[start Supplied information]
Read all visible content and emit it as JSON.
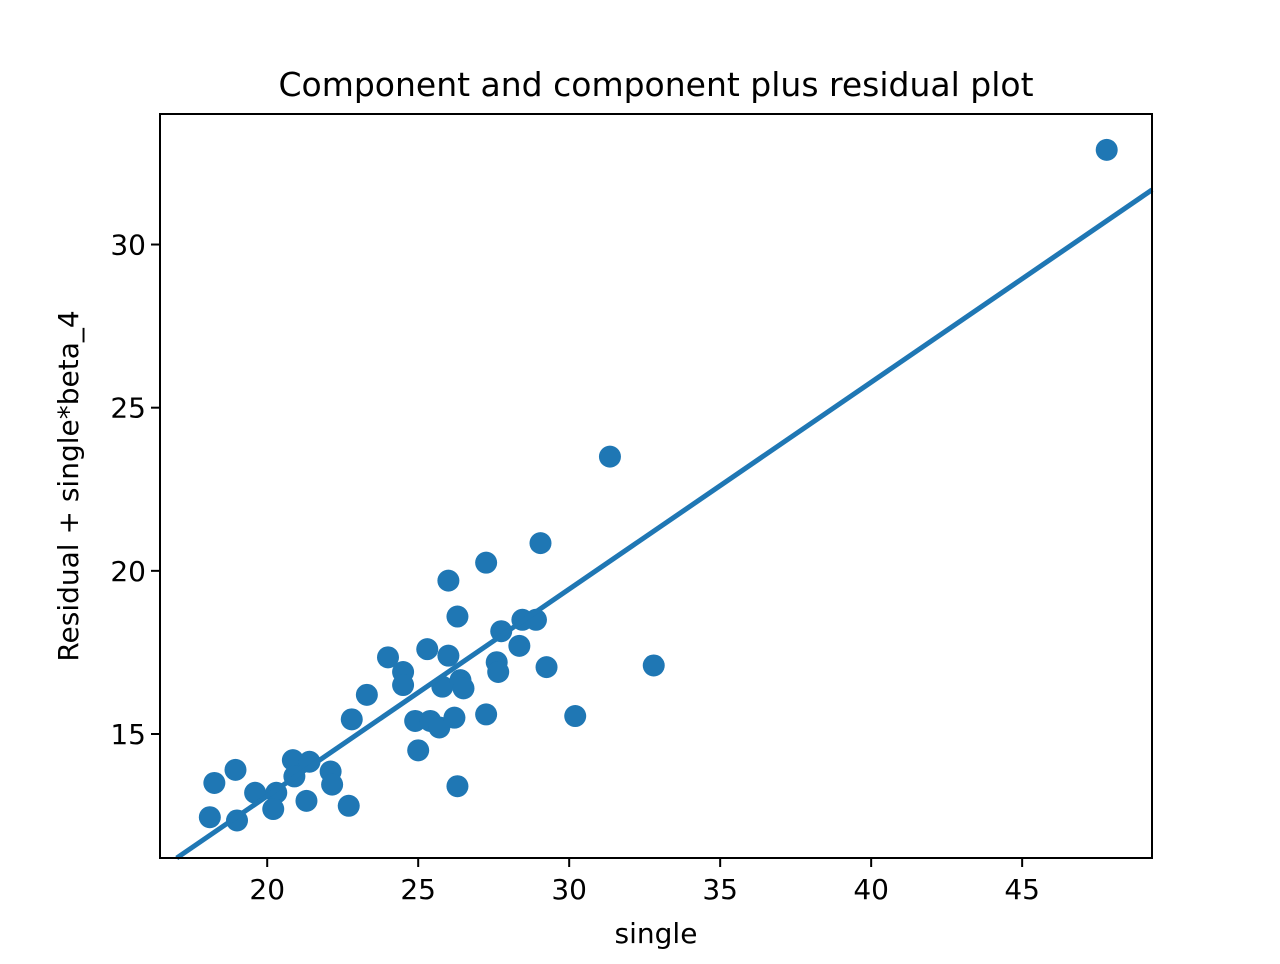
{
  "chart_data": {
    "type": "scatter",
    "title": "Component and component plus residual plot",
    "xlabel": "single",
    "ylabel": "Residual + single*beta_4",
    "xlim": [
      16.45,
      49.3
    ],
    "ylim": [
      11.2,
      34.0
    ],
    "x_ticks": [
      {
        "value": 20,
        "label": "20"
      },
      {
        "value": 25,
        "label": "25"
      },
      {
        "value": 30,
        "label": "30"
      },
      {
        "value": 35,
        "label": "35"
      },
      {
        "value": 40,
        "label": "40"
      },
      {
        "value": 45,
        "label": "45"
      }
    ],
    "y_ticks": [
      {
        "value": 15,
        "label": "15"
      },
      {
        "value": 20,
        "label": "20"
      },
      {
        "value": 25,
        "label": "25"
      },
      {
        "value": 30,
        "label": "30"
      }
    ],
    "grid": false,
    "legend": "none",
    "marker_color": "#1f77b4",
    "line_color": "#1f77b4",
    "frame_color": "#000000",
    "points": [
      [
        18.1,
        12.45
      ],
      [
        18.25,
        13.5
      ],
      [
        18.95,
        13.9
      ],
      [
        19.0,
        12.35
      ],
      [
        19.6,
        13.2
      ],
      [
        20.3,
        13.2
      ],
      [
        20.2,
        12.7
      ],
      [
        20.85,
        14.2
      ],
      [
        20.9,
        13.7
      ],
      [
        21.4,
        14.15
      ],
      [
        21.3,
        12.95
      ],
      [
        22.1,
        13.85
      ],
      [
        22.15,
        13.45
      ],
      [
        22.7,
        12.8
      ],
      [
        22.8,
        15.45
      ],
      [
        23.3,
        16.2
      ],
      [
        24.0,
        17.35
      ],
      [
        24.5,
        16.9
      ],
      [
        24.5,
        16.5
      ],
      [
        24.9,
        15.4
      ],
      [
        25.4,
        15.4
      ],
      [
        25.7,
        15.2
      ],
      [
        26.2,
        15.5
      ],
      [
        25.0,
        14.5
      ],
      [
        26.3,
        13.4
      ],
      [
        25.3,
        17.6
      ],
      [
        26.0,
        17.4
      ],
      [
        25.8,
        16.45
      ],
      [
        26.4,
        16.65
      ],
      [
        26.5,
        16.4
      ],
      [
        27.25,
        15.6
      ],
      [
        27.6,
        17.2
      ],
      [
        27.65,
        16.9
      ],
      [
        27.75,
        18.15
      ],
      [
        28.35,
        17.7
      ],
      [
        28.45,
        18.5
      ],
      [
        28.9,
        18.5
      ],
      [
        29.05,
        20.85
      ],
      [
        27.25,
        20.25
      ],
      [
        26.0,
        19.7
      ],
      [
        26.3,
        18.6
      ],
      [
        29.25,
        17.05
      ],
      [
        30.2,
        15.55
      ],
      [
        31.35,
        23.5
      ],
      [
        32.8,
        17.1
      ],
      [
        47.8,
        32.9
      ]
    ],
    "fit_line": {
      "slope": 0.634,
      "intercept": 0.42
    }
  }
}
[end Supplied information]
- Directive
Of all the lines in the material above, how many contain the word "value"? Give only the count.

- Exercise solution
10